━━ Task data

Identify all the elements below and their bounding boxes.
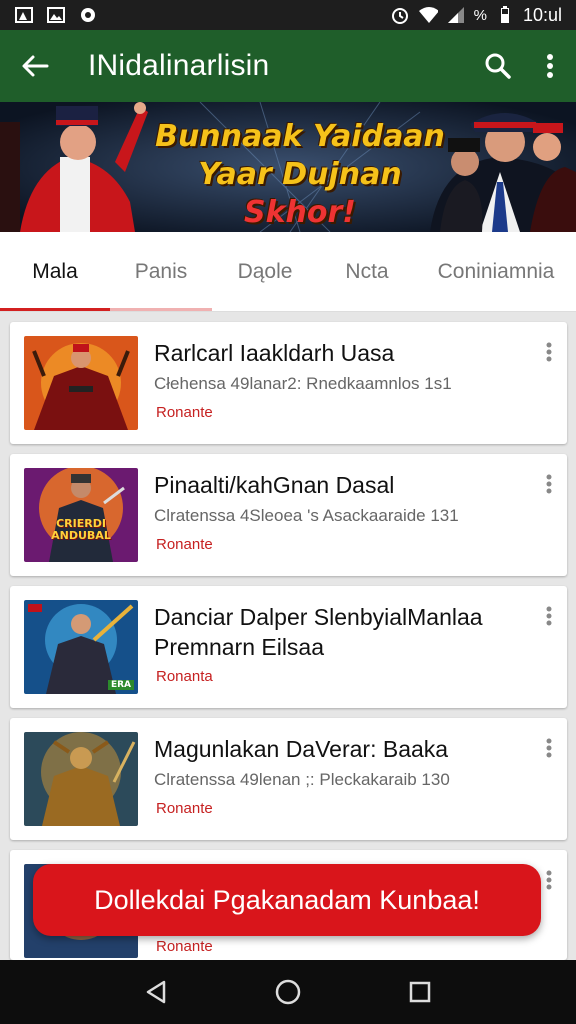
circle-home-icon (275, 979, 301, 1005)
more-vert-icon (546, 342, 552, 362)
clock: 10:ul (522, 4, 562, 25)
nav-back-button[interactable] (126, 960, 186, 1024)
list-item[interactable]: ERA Danciar Dalper SlenbyialManlaa Premn… (10, 586, 567, 708)
image-notification-icon (46, 6, 66, 24)
tab-daole[interactable]: Dąole (212, 232, 318, 311)
status-bar: % 10:ul (0, 0, 576, 30)
banner-line-2-main: Yaar Dujnan (198, 157, 402, 192)
tab-bar: Mala Panis Dąole Ncta Coniniamnia (0, 232, 576, 312)
thumb-caption: CRIERDI ANDUBAL (51, 517, 111, 542)
thumb-badge: ERA (107, 680, 134, 690)
battery-icon (495, 6, 515, 24)
item-tag: Ronante (156, 404, 213, 421)
item-menu-button[interactable] (539, 342, 559, 368)
item-title: Pinaalti/kahGnan Dasal (154, 472, 395, 498)
more-vert-icon (546, 474, 552, 494)
item-menu-button[interactable] (539, 738, 559, 764)
item-tag: Ronanta (156, 668, 213, 685)
cta-button[interactable]: Dollekdai Pgakanadam Kunbaa! (33, 864, 541, 936)
alarm-icon (390, 6, 410, 24)
more-vert-icon (547, 54, 553, 78)
item-menu-button[interactable] (539, 474, 559, 500)
item-tag: Ronante (156, 938, 213, 955)
battery-percent: % (473, 6, 487, 24)
item-title: Danciar Dalper SlenbyialManlaa Premnarn … (154, 604, 483, 660)
back-button[interactable] (0, 30, 70, 102)
notification-icon (14, 6, 34, 24)
square-recents-icon (409, 981, 431, 1003)
item-thumbnail (24, 732, 138, 826)
tab-mala[interactable]: Mala (0, 232, 110, 311)
tab-ncta[interactable]: Ncta (318, 232, 416, 311)
tab-coniniamnia[interactable]: Coniniamnia (416, 232, 576, 311)
item-tag: Ronante (156, 536, 213, 553)
nav-home-button[interactable] (258, 960, 318, 1024)
nav-recents-button[interactable] (390, 960, 450, 1024)
app-bar: INidalinarlisin (0, 30, 576, 102)
tab-indicator (110, 308, 212, 311)
promo-banner[interactable]: Bunnaak Yaidaan Yaar Dujnan Skhor! (0, 102, 576, 232)
item-menu-button[interactable] (539, 870, 559, 896)
item-subtitle: Clratenssa 4Sleoea 's Asackaaraide 131 (154, 506, 459, 525)
more-vert-icon (546, 738, 552, 758)
item-title: Rarlcarl Iaakldarh Uasa (154, 340, 395, 366)
tab-panis[interactable]: Panis (110, 232, 212, 311)
item-title: Magunlakan DaVerar: Baaka (154, 736, 449, 762)
arrow-back-icon (22, 55, 49, 77)
banner-line-2-red: Skhor! (243, 195, 356, 230)
banner-headline: Bunnaak Yaidaan Yaar Dujnan Skhor! (150, 118, 450, 232)
search-icon (485, 53, 511, 79)
more-vert-icon (546, 870, 552, 890)
app-title: INidalinarlisin (88, 49, 270, 82)
list-item[interactable]: Magunlakan DaVerar: Baaka Clratenssa 49l… (10, 718, 567, 840)
item-thumbnail: ERA (24, 600, 138, 694)
banner-line-1: Bunnaak Yaidaan (155, 119, 445, 154)
sync-icon (78, 6, 98, 24)
banner-line-2: Yaar Dujnan Skhor! (150, 156, 450, 232)
item-menu-button[interactable] (539, 606, 559, 632)
item-thumbnail (24, 336, 138, 430)
system-nav-bar (0, 960, 576, 1024)
list-item[interactable]: Rarlcarl Iaakldarh Uasa Cłehensa 49lanar… (10, 322, 567, 444)
signal-icon (446, 6, 466, 24)
item-subtitle: Clratenssa 49lenan ;: Pleckakaraib 130 (154, 770, 450, 789)
overflow-menu-button[interactable] (524, 30, 576, 102)
more-vert-icon (546, 606, 552, 626)
item-thumbnail: CRIERDI ANDUBAL (24, 468, 138, 562)
triangle-back-icon (146, 980, 166, 1004)
search-button[interactable] (472, 30, 524, 102)
item-tag: Ronante (156, 800, 213, 817)
wifi-icon (418, 6, 438, 24)
item-subtitle: Cłehensa 49lanar2: Rnedkaamnlos 1s1 (154, 374, 452, 393)
list-item[interactable]: CRIERDI ANDUBAL Pinaalti/kahGnan Dasal C… (10, 454, 567, 576)
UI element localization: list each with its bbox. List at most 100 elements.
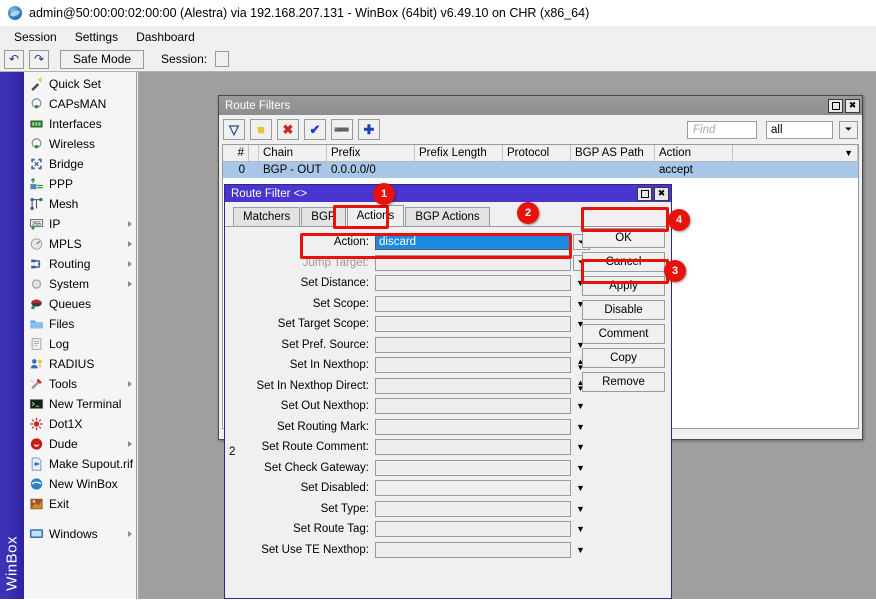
route-filters-titlebar[interactable]: Route Filters ✖ (219, 96, 862, 115)
chevron-down-icon[interactable]: ▼ (574, 439, 587, 455)
disable-button[interactable]: Disable (582, 300, 665, 320)
tab-bgp-actions[interactable]: BGP Actions (405, 207, 489, 226)
tab-actions[interactable]: Actions (347, 205, 405, 226)
close-icon[interactable]: ✖ (654, 187, 669, 201)
sidebar-item-tools[interactable]: Tools (24, 374, 136, 394)
input-set-scope[interactable] (375, 296, 571, 312)
remove-button[interactable]: ➖ (331, 119, 353, 140)
sidebar-item-queues[interactable]: Queues (24, 294, 136, 314)
chevron-down-icon[interactable]: ▼ (574, 480, 587, 496)
input-action[interactable]: discard (375, 234, 571, 250)
sidebar-item-capsman[interactable]: CAPsMAN (24, 94, 136, 114)
redo-icon[interactable]: ↷ (29, 50, 49, 69)
chevron-down-icon[interactable]: ▼ (574, 501, 587, 517)
windows-icon (29, 527, 44, 541)
input-set-in-nexthop[interactable] (375, 357, 571, 373)
comment-button[interactable]: Comment (582, 324, 665, 344)
close-icon[interactable]: ✖ (845, 99, 860, 113)
sidebar-item-windows[interactable]: Windows (24, 524, 136, 544)
menubar: Session Settings Dashboard (0, 26, 876, 47)
session-input[interactable] (215, 51, 229, 67)
sidebar-item-exit[interactable]: Exit (24, 494, 136, 514)
input-set-check-gateway[interactable] (375, 460, 571, 476)
sidebar-item-bridge[interactable]: Bridge (24, 154, 136, 174)
sidebar-item-mesh[interactable]: Mesh (24, 194, 136, 214)
chevron-down-icon[interactable]: ▼ (574, 521, 587, 537)
search-input[interactable]: Find (687, 121, 757, 139)
safe-mode-button[interactable]: Safe Mode (60, 50, 144, 69)
exit-icon (29, 497, 44, 511)
plus-icon: ✚ (364, 122, 375, 138)
cell-bgp-as-path (571, 162, 655, 178)
filter-select[interactable]: all (766, 121, 833, 139)
input-set-route-comment[interactable] (375, 439, 571, 455)
sidebar-item-dot1x[interactable]: Dot1X (24, 414, 136, 434)
input-jump-target[interactable] (375, 255, 571, 271)
sidebar-item-dude[interactable]: Dude (24, 434, 136, 454)
route-filter-dialog-titlebar[interactable]: Route Filter <> ✖ (225, 185, 671, 202)
input-set-use-te-nexthop[interactable] (375, 542, 571, 558)
chevron-down-icon[interactable]: ▼ (574, 542, 587, 558)
cancel-button[interactable]: Cancel (582, 252, 665, 272)
sidebar-item-new-winbox[interactable]: New WinBox (24, 474, 136, 494)
sidebar-item-wireless[interactable]: Wireless (24, 134, 136, 154)
apply-button[interactable]: Apply (582, 276, 665, 296)
menu-item-dashboard[interactable]: Dashboard (128, 28, 203, 46)
disable-button[interactable]: ✖ (277, 119, 299, 140)
tab-label: Matchers (243, 211, 290, 223)
comment-button[interactable]: ■ (250, 119, 272, 140)
sidebar-item-make-supout-rif[interactable]: Make Supout.rif (24, 454, 136, 474)
sidebar-item-quick-set[interactable]: Quick Set (24, 74, 136, 94)
input-set-pref-source[interactable] (375, 337, 571, 353)
maximize-icon[interactable] (828, 99, 843, 113)
column-header-chain[interactable]: Chain (259, 145, 327, 161)
input-set-routing-mark[interactable] (375, 419, 571, 435)
table-row[interactable]: 0 BGP - OUT 0.0.0.0/0 accept (223, 162, 858, 178)
input-set-type[interactable] (375, 501, 571, 517)
enable-button[interactable]: ✔ (304, 119, 326, 140)
sidebar-item-routing[interactable]: Routing (24, 254, 136, 274)
input-set-disabled[interactable] (375, 480, 571, 496)
column-menu-icon[interactable]: ▼ (733, 145, 858, 161)
filter-button[interactable]: ▽ (223, 119, 245, 140)
undo-icon[interactable]: ↶ (4, 50, 24, 69)
input-set-distance[interactable] (375, 275, 571, 291)
input-set-target-scope[interactable] (375, 316, 571, 332)
remove-button[interactable]: Remove (582, 372, 665, 392)
copy-button[interactable]: Copy (582, 348, 665, 368)
column-header-num[interactable]: # (223, 145, 249, 161)
sidebar-item-ppp[interactable]: PPP (24, 174, 136, 194)
chevron-down-icon[interactable]: ▼ (574, 398, 587, 414)
column-header-action[interactable]: Action (655, 145, 733, 161)
field-row-set-routing-mark: Set Routing Mark:▼ (225, 417, 671, 438)
column-header-prefix[interactable]: Prefix (327, 145, 415, 161)
tab-bgp[interactable]: BGP (301, 207, 345, 226)
sidebar-item-ip[interactable]: 255IP (24, 214, 136, 234)
chevron-down-icon[interactable]: ⏷ (839, 121, 858, 139)
ok-button[interactable]: OK (582, 228, 665, 248)
sidebar-item-new-terminal[interactable]: New Terminal (24, 394, 136, 414)
input-set-route-tag[interactable] (375, 521, 571, 537)
sidebar-item-mpls[interactable]: MPLS (24, 234, 136, 254)
sidebar-item-interfaces[interactable]: Interfaces (24, 114, 136, 134)
tab-matchers[interactable]: Matchers (233, 207, 300, 226)
sidebar-item-files[interactable]: Files (24, 314, 136, 334)
sidebar-item-radius[interactable]: RADIUS (24, 354, 136, 374)
label-set-target-scope: Set Target Scope: (225, 318, 375, 330)
input-set-out-nexthop[interactable] (375, 398, 571, 414)
menu-item-settings[interactable]: Settings (67, 28, 126, 46)
add-button[interactable]: ✚ (358, 119, 380, 140)
sidebar-item-log[interactable]: Log (24, 334, 136, 354)
button-label: Comment (599, 328, 649, 340)
column-header-bgp-as-path[interactable]: BGP AS Path (571, 145, 655, 161)
sidebar-item-system[interactable]: System (24, 274, 136, 294)
chevron-down-icon[interactable]: ▼ (574, 419, 587, 435)
column-header-protocol[interactable]: Protocol (503, 145, 571, 161)
sidebar-item-label: RADIUS (49, 357, 94, 371)
column-header-prefix-length[interactable]: Prefix Length (415, 145, 503, 161)
maximize-icon[interactable] (637, 187, 652, 201)
chevron-right-icon (128, 441, 132, 447)
chevron-down-icon[interactable]: ▼ (574, 460, 587, 476)
menu-item-session[interactable]: Session (6, 28, 65, 46)
input-set-in-nexthop-direct[interactable] (375, 378, 571, 394)
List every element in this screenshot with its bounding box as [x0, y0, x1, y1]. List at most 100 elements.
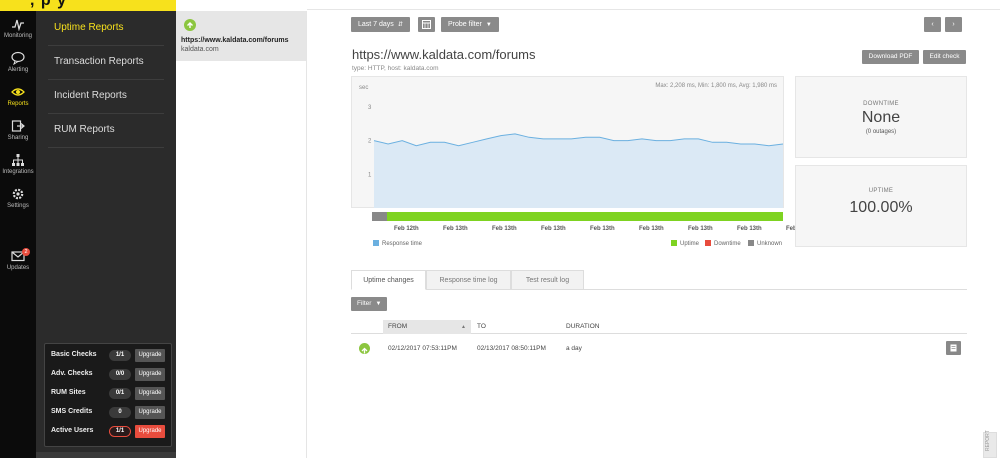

━━━━

## What you have to do
Rename "more-vert-icon" to "overflow-menu-icon" in the entries from the line with "circle-home-icon (275, 979, 301, 1005)" to the line with "item-tag: Ronante (156, 404, 213, 421)", and reproduce only those lines with no other change.

## Solution to this task
circle-home-icon (275, 979, 301, 1005)
overflow-menu-icon (546, 342, 552, 362)
clock: 10:ul (522, 4, 562, 25)
nav-back-button[interactable] (126, 960, 186, 1024)
list-item[interactable]: ERA Danciar Dalper SlenbyialManlaa Premn… (10, 586, 567, 708)
image-notification-icon (46, 6, 66, 24)
tab-daole[interactable]: Dąole (212, 232, 318, 311)
status-bar: % 10:ul (0, 0, 576, 30)
banner-line-2-main: Yaar Dujnan (198, 157, 402, 192)
tab-bar: Mala Panis Dąole Ncta Coniniamnia (0, 232, 576, 312)
thumb-caption: CRIERDI ANDUBAL (51, 517, 111, 542)
thumb-badge: ERA (107, 680, 134, 690)
battery-icon (495, 6, 515, 24)
item-tag: Ronante (156, 404, 213, 421)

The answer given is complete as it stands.